## [WHAT YOU NEED TO DO]
Search the records for the string "from", and show each line where it appears.

+++ EXTRACTED ENTRIES +++

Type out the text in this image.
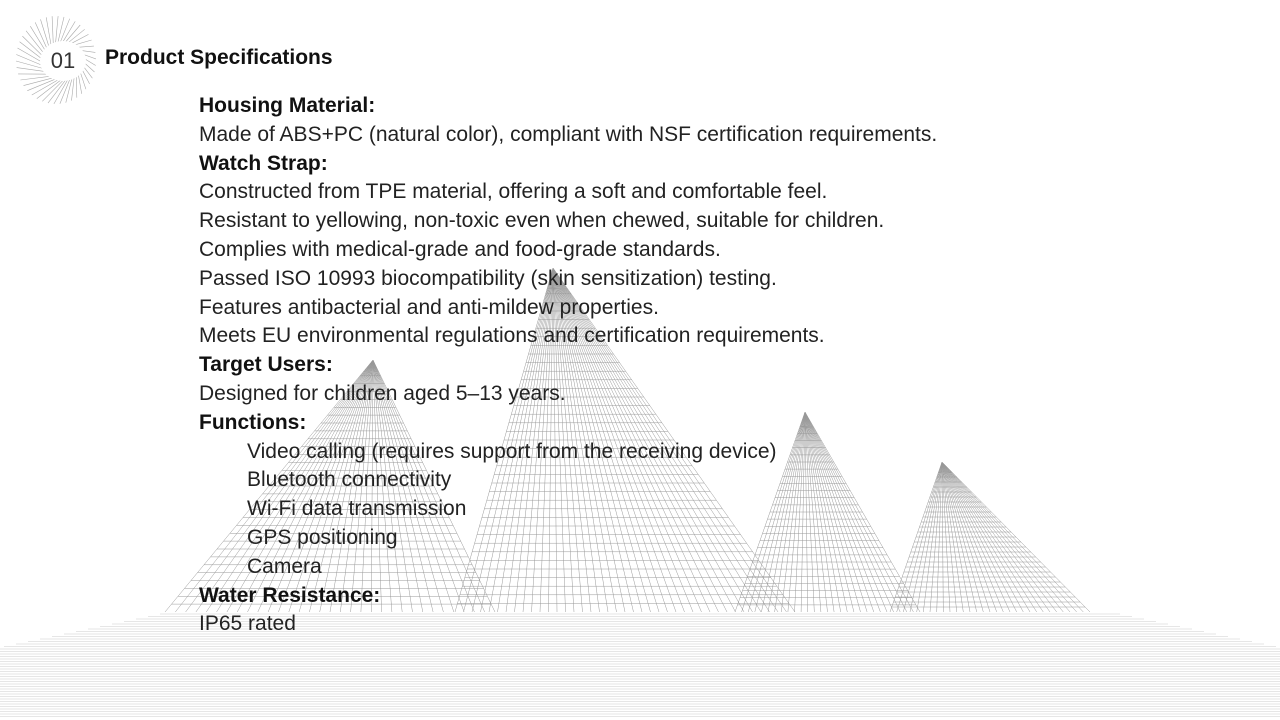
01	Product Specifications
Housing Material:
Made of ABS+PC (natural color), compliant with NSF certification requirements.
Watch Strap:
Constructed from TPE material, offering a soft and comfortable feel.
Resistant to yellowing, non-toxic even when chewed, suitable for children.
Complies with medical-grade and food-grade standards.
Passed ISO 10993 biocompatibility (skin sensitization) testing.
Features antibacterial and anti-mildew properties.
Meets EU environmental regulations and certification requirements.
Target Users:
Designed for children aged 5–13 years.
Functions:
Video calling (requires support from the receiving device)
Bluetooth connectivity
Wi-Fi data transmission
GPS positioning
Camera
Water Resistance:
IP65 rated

+++

## [ANSWER SPACE]
Constructed from TPE material, offering a soft and comfortable feel.
Video calling (requires support from the receiving device)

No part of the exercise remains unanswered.